— What needs to be done —
Pictures should be excluded; otherwise, copy every entry exactly.
START Record list
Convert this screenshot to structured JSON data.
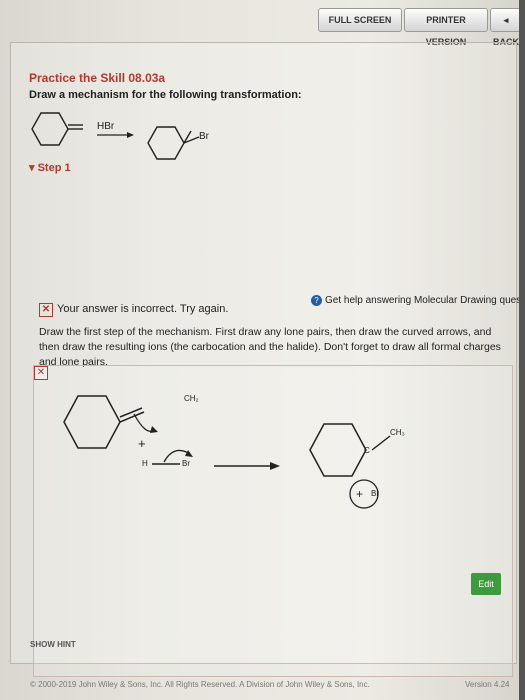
{
  "toolbar": {
    "full_screen": "FULL SCREEN",
    "printer_version": "PRINTER VERSION",
    "back": "◂ BACK"
  },
  "problem": {
    "title": "Practice the Skill 08.03a",
    "prompt": "Draw a mechanism for the following transformation:",
    "reagent": "HBr",
    "product_sub": "Br"
  },
  "step": {
    "label": "▾ Step 1",
    "incorrect_text": "Your answer is incorrect.  Try again.",
    "help_text": "Get help answering Molecular Drawing questions",
    "instructions": "Draw the first step of the mechanism. First draw any lone pairs, then draw the curved arrows, and then draw the resulting ions (the carbocation and the halide). Don't forget to draw all formal charges and lone pairs."
  },
  "drawing": {
    "ch2_label": "CH₂",
    "plus": "+",
    "hbr_h": "H",
    "hbr_br": "Br",
    "cation_c": "C",
    "ch3_label": "CH₃",
    "br_ion": "Br",
    "plus2": "+"
  },
  "edit_button": "Edit",
  "show_hint": "SHOW HINT",
  "footer": "© 2000-2019 John Wiley & Sons, Inc. All Rights Reserved. A Division of John Wiley & Sons, Inc.",
  "version": "Version 4.24"
}
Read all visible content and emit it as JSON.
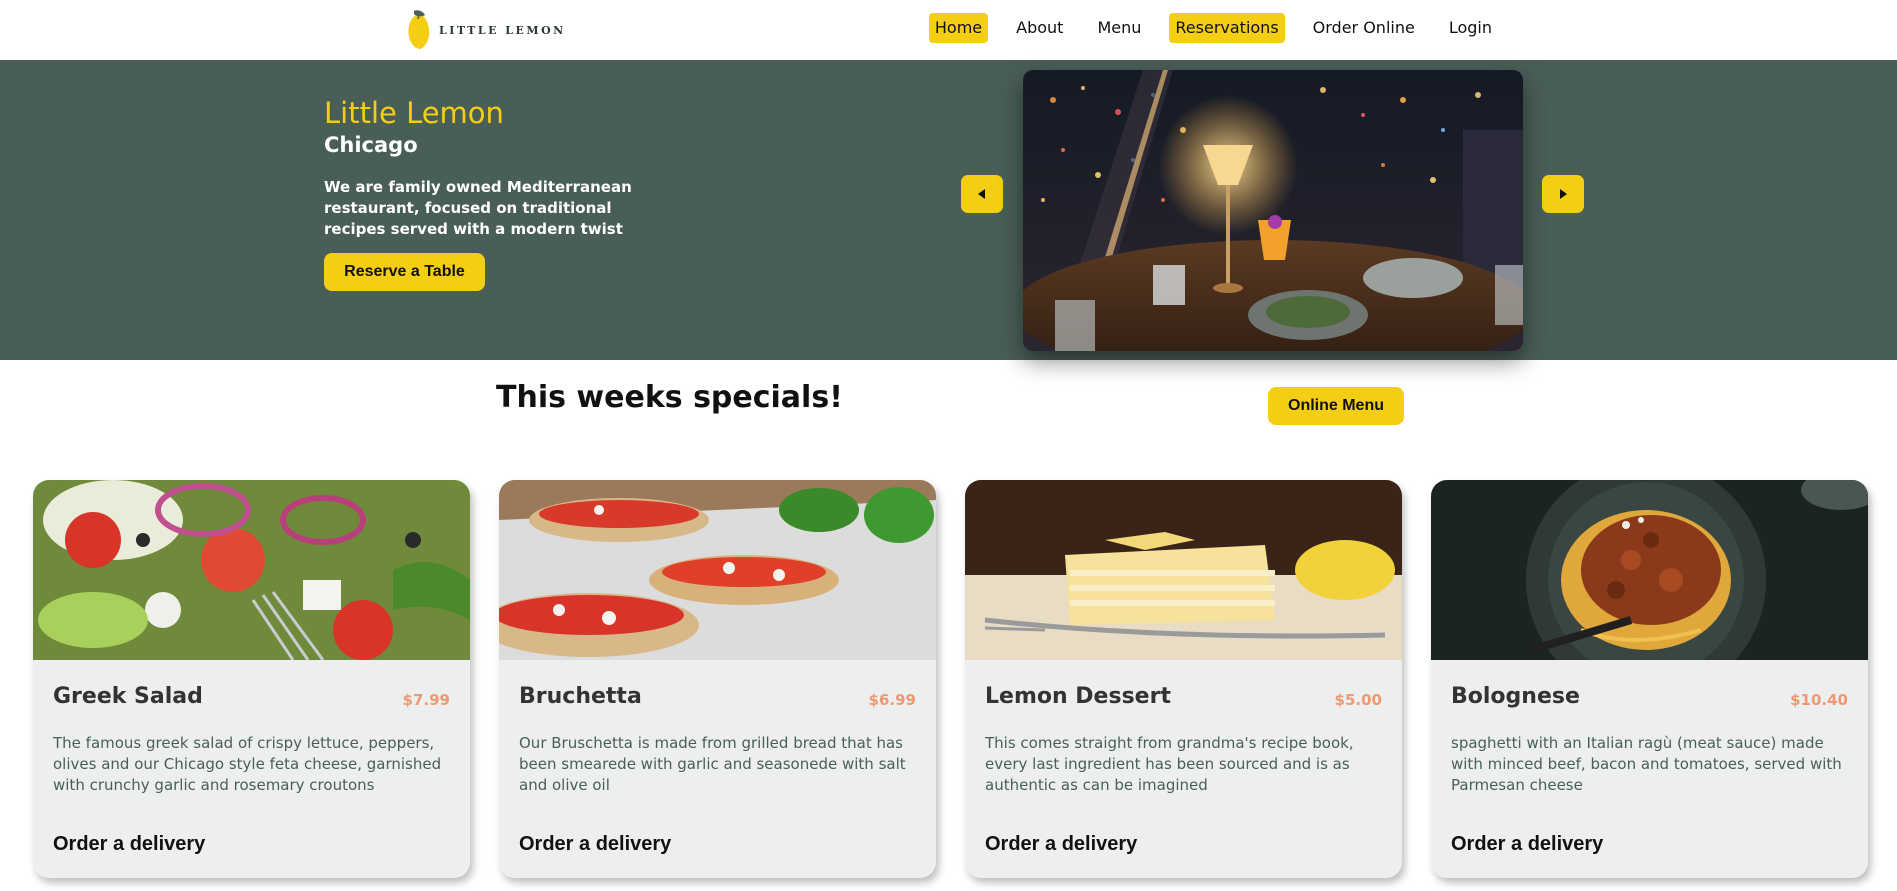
END Record list
— Written answer —
Convert this screenshot to structured JSON data.
{
  "toolbar": {
    "full_screen": "FULL SCREEN",
    "printer_version": "PRINTER VERSION",
    "back": "◂ BACK"
  },
  "problem": {
    "title": "Practice the Skill 08.03a",
    "prompt": "Draw a mechanism for the following transformation:",
    "reagent": "HBr",
    "product_sub": "Br"
  },
  "step": {
    "label": "▾ Step 1",
    "incorrect_text": "Your answer is incorrect.  Try again.",
    "help_text": "Get help answering Molecular Drawing questions",
    "instructions": "Draw the first step of the mechanism. First draw any lone pairs, then draw the curved arrows, and then draw the resulting ions (the carbocation and the halide). Don't forget to draw all formal charges and lone pairs."
  },
  "drawing": {
    "ch2_label": "CH₂",
    "plus": "+",
    "hbr_h": "H",
    "hbr_br": "Br",
    "cation_c": "C",
    "ch3_label": "CH₃",
    "br_ion": "Br",
    "plus2": "+"
  },
  "edit_button": "Edit",
  "show_hint": "SHOW HINT",
  "footer": "© 2000-2019 John Wiley & Sons, Inc. All Rights Reserved. A Division of John Wiley & Sons, Inc.",
  "version": "Version 4.24"
}
Read all visible content and emit it as JSON.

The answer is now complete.